> DATA FOR THIS TASK
◆ ◆ ◆ ◆

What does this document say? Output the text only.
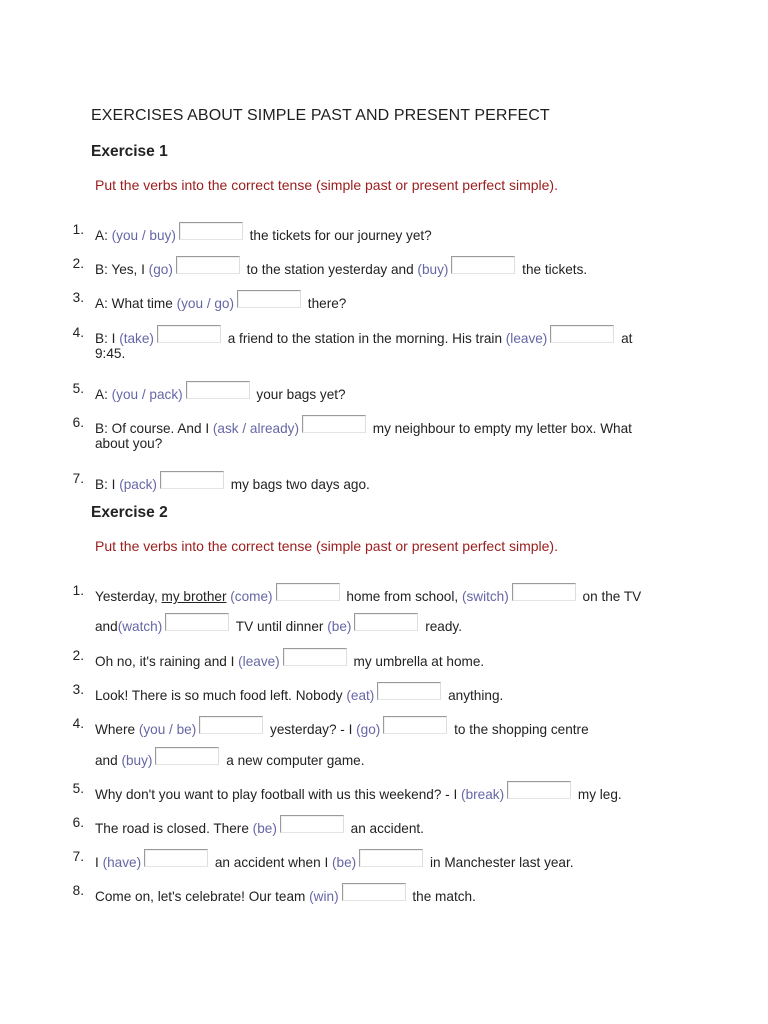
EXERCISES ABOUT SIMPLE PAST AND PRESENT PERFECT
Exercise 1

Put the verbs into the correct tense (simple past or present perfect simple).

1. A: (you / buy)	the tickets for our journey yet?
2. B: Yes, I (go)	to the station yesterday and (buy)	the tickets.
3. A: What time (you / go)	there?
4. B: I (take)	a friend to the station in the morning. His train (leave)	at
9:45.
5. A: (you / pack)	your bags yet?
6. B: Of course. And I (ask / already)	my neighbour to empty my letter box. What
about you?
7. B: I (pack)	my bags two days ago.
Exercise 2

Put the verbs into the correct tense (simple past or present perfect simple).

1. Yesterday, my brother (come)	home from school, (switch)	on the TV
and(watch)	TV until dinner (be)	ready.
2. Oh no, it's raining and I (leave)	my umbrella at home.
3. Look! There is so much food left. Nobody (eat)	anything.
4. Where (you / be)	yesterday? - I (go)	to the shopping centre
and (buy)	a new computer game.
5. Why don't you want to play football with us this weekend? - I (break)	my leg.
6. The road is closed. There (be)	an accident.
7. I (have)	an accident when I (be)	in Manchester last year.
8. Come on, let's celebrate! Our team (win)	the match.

◆ ◆ ◆ ◆

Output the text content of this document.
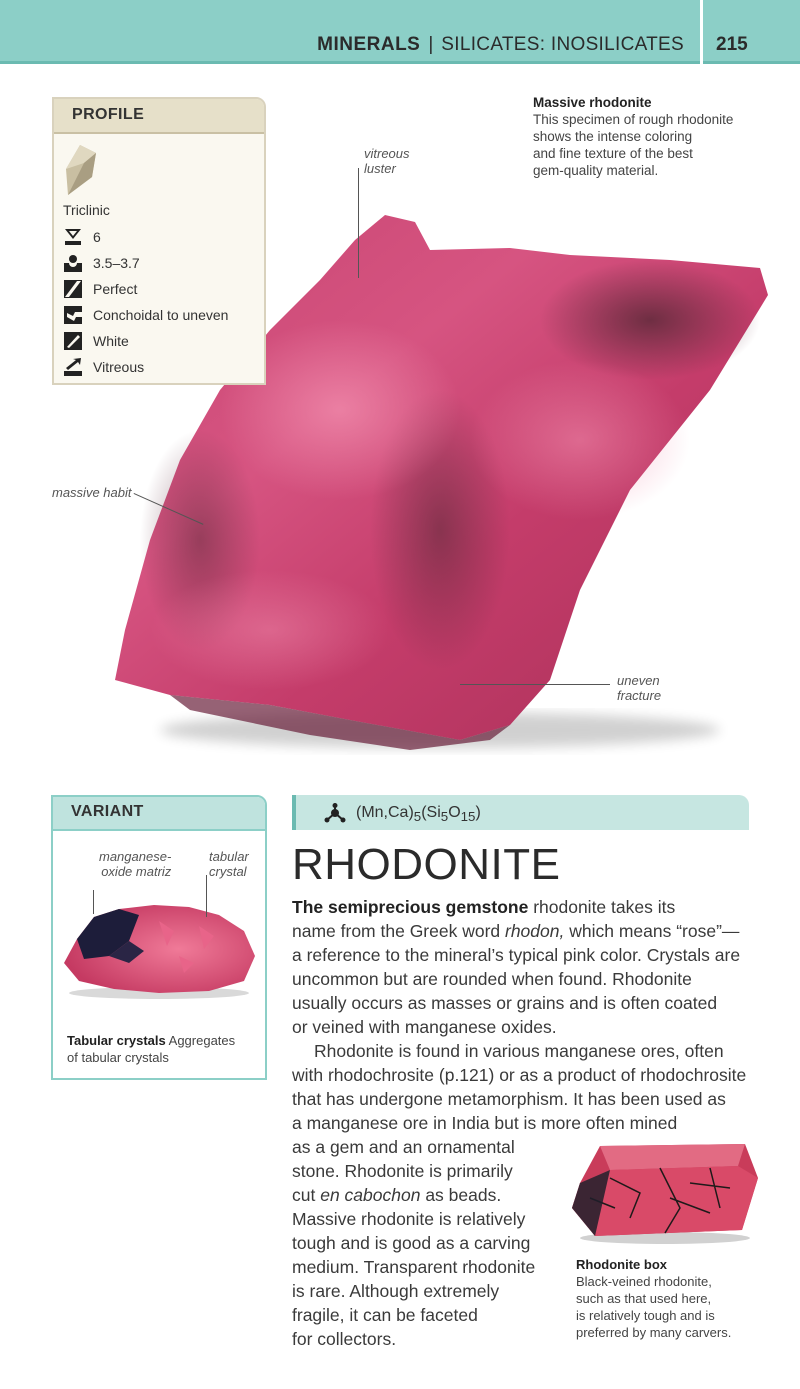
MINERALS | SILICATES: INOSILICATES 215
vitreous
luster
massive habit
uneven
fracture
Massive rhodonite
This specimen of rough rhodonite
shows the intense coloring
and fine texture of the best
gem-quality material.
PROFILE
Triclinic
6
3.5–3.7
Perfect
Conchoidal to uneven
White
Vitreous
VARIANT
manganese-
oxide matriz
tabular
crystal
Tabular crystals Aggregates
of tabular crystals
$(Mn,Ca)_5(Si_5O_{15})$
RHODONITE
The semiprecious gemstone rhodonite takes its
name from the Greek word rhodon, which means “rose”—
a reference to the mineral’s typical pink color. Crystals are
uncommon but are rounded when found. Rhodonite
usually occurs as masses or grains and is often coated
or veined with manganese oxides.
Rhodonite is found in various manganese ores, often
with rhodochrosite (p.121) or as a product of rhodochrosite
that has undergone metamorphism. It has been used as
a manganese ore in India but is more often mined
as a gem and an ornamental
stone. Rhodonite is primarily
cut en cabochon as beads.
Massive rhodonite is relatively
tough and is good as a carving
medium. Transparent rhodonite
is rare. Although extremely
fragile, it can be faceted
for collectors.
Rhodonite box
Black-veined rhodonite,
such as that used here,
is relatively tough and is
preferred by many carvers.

◆ ◆ ◆ ◆

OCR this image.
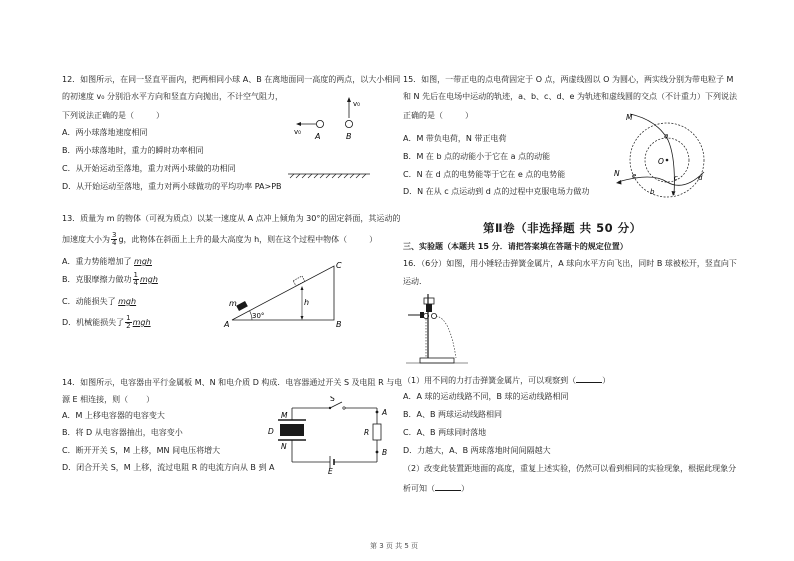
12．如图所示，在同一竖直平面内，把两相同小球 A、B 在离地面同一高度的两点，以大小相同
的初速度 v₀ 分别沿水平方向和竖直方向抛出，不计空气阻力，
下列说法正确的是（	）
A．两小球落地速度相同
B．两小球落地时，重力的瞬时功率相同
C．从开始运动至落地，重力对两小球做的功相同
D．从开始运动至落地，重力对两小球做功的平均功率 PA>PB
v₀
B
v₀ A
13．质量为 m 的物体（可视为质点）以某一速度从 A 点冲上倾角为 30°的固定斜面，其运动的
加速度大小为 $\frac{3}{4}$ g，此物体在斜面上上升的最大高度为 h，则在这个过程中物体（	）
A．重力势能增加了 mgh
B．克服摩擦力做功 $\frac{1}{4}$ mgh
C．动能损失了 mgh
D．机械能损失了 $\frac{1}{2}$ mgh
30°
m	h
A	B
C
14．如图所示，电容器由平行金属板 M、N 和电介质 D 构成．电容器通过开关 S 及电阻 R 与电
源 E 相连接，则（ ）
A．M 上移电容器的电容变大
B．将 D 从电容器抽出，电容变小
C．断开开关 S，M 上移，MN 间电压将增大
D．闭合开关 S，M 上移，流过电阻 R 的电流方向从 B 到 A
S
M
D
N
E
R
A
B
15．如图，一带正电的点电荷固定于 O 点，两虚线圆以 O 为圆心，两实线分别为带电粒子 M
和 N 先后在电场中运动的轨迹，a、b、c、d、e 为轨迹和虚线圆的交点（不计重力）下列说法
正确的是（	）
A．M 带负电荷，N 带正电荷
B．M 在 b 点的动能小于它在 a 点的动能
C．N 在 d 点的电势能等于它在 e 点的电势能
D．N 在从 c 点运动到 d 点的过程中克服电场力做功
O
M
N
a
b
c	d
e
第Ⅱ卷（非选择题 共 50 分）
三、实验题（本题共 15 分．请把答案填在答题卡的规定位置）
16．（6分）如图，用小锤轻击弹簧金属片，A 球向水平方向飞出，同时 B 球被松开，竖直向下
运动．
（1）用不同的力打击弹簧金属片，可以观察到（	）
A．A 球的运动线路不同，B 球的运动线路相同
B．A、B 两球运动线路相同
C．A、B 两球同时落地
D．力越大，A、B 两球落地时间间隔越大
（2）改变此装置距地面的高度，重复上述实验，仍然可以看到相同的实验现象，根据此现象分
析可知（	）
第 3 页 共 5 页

◆ ◆ ◆ ◆

> OBJECTIVE
Write down only how many lines in the listing contain the word "tickets".

> EXERCISE OUTPUT
2